◆ GIVEN PROBLEM:
For each line of the data below that holds "Πρόγραμμα", copy the line.
──────── ROWS ────────
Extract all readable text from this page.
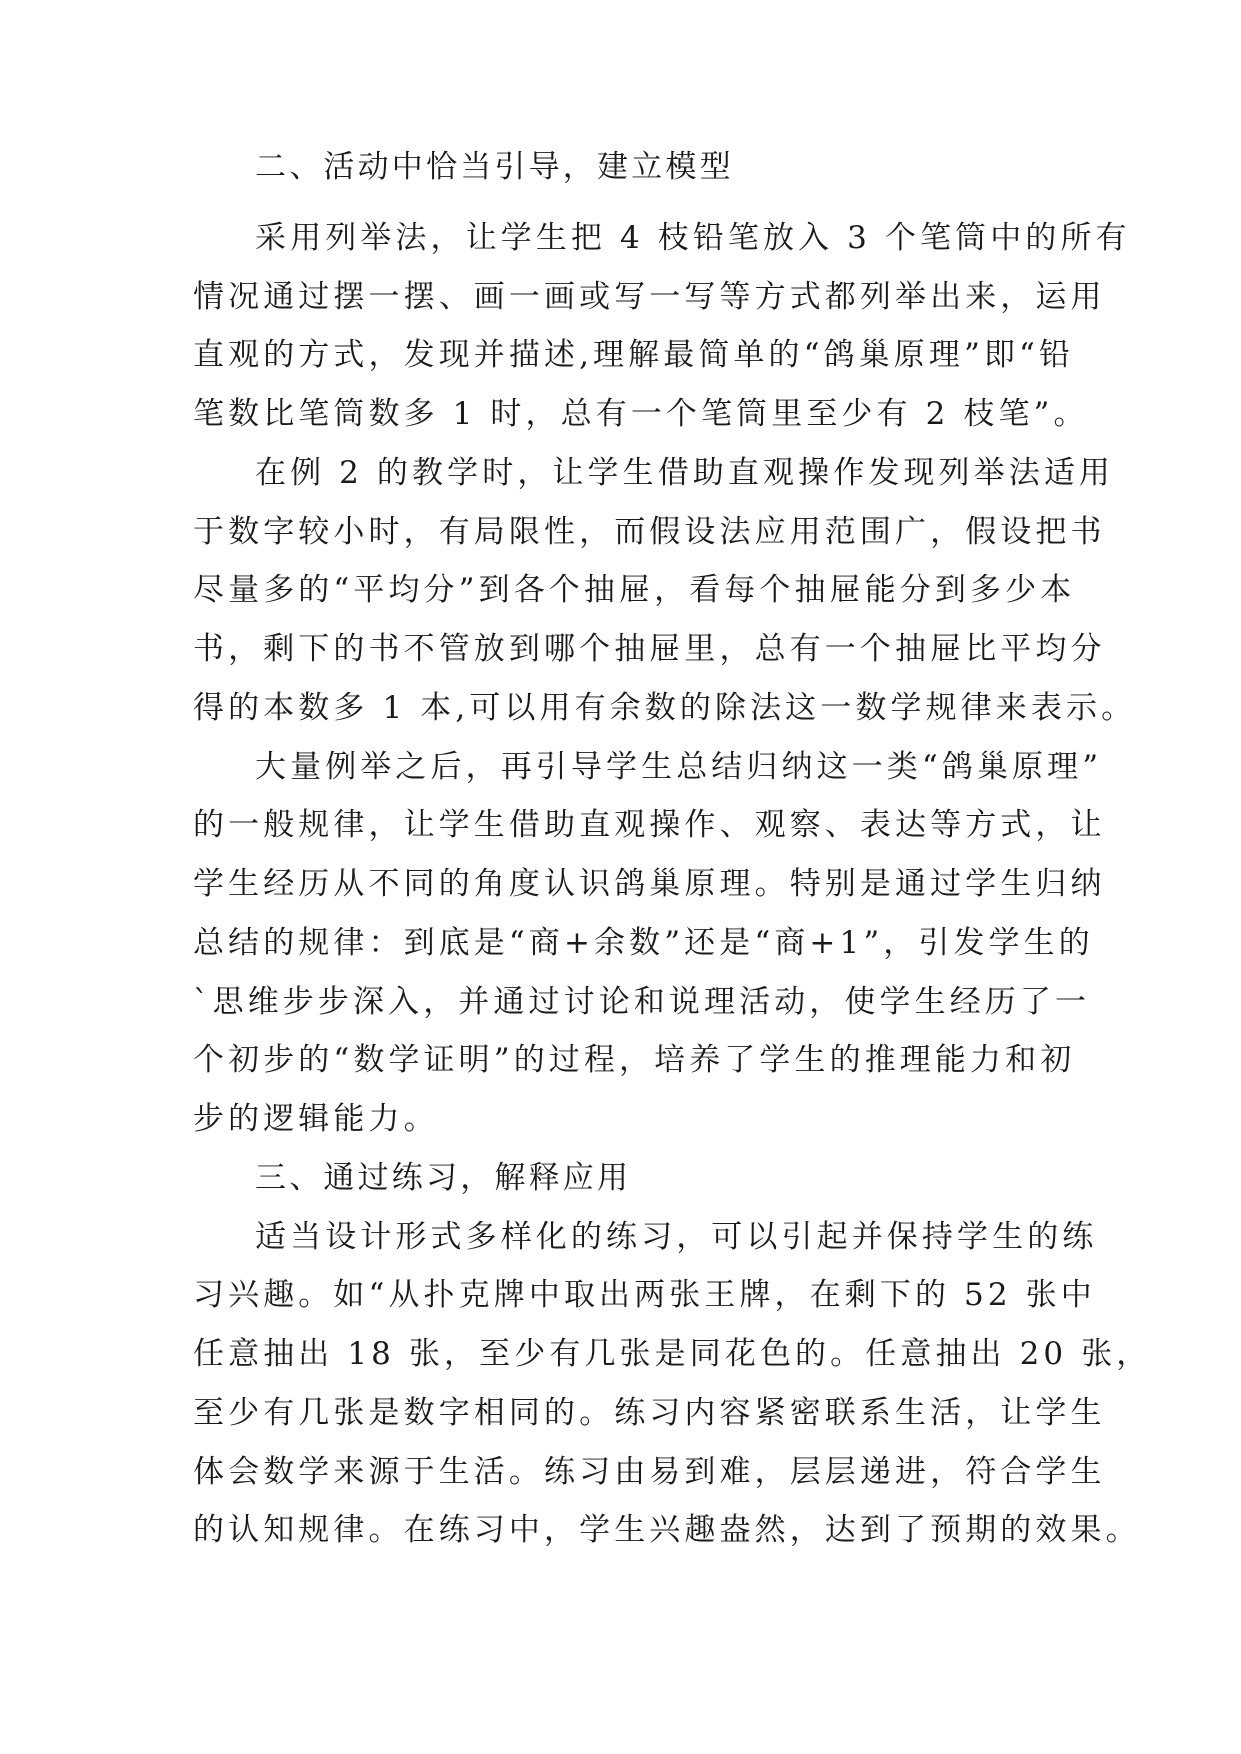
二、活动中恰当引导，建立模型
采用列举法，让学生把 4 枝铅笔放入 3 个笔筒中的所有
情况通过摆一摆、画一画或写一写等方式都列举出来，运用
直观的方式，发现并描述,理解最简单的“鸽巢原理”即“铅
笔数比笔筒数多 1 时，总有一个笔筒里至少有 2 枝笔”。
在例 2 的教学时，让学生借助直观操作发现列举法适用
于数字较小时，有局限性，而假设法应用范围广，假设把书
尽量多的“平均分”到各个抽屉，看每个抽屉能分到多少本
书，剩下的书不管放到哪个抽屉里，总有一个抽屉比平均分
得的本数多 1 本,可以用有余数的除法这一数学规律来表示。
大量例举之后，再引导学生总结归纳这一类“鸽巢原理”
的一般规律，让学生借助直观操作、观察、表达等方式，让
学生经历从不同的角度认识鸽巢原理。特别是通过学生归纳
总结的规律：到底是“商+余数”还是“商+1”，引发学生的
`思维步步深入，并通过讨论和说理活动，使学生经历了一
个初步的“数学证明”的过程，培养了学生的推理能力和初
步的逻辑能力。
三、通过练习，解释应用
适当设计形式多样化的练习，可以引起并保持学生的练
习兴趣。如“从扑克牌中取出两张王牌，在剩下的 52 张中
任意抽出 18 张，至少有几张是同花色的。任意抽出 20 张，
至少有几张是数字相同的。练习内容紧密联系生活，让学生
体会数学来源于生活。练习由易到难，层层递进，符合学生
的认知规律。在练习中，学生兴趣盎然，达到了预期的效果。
────────
──────── ROWS ────────
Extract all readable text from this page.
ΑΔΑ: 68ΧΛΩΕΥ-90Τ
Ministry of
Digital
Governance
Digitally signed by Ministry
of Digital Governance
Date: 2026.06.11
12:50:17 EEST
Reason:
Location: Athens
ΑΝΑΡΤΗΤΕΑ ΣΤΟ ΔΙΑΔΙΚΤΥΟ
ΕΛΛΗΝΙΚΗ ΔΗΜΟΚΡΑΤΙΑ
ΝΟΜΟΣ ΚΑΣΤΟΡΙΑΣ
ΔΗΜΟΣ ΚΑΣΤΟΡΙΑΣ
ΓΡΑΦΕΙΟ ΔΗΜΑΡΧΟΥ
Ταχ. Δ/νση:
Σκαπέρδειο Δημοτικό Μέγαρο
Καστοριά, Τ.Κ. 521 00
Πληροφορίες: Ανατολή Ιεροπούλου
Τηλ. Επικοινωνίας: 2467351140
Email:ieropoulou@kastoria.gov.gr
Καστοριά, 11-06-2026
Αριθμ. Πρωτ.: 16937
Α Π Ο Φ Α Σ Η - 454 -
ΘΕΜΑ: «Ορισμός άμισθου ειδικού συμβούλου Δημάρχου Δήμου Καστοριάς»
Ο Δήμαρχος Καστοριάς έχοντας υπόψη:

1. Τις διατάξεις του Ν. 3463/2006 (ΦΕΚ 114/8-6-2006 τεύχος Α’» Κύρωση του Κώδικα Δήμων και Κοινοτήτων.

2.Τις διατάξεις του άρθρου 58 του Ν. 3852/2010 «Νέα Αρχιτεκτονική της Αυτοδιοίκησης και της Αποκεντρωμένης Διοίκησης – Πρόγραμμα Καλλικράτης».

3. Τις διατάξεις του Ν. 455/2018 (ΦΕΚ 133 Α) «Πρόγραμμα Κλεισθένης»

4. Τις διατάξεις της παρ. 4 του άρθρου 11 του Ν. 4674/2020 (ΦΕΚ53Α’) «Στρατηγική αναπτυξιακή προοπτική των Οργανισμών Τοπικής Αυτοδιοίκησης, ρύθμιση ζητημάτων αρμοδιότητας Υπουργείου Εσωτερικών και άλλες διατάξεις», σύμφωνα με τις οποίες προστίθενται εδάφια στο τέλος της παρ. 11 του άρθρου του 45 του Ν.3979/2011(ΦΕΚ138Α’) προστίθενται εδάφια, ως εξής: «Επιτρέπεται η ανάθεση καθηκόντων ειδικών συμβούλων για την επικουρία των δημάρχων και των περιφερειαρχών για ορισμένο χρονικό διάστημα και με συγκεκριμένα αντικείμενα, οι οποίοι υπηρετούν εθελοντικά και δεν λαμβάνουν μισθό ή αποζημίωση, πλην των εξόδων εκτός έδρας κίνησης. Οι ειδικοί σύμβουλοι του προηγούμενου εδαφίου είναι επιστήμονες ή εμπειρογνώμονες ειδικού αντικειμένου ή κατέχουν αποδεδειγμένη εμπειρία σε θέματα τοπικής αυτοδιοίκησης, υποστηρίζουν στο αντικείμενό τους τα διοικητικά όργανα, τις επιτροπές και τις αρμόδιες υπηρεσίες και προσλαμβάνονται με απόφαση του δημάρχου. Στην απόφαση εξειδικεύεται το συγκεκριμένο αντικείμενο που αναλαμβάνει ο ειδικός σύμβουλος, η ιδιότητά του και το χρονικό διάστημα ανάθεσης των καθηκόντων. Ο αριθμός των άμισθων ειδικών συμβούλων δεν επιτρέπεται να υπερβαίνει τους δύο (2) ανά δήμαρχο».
────────
◆ ANSWER TO THIS EXERCISE:
2.Τις διατάξεις του άρθρου 58 του Ν. 3852/2010 «Νέα Αρχιτεκτονική της Αυτοδιοίκησης και της Αποκεντρωμένης Διοίκησης – Πρόγραμμα Καλλικράτης».
3. Τις διατάξεις του Ν. 455/2018 (ΦΕΚ 133 Α) «Πρόγραμμα Κλεισθένης»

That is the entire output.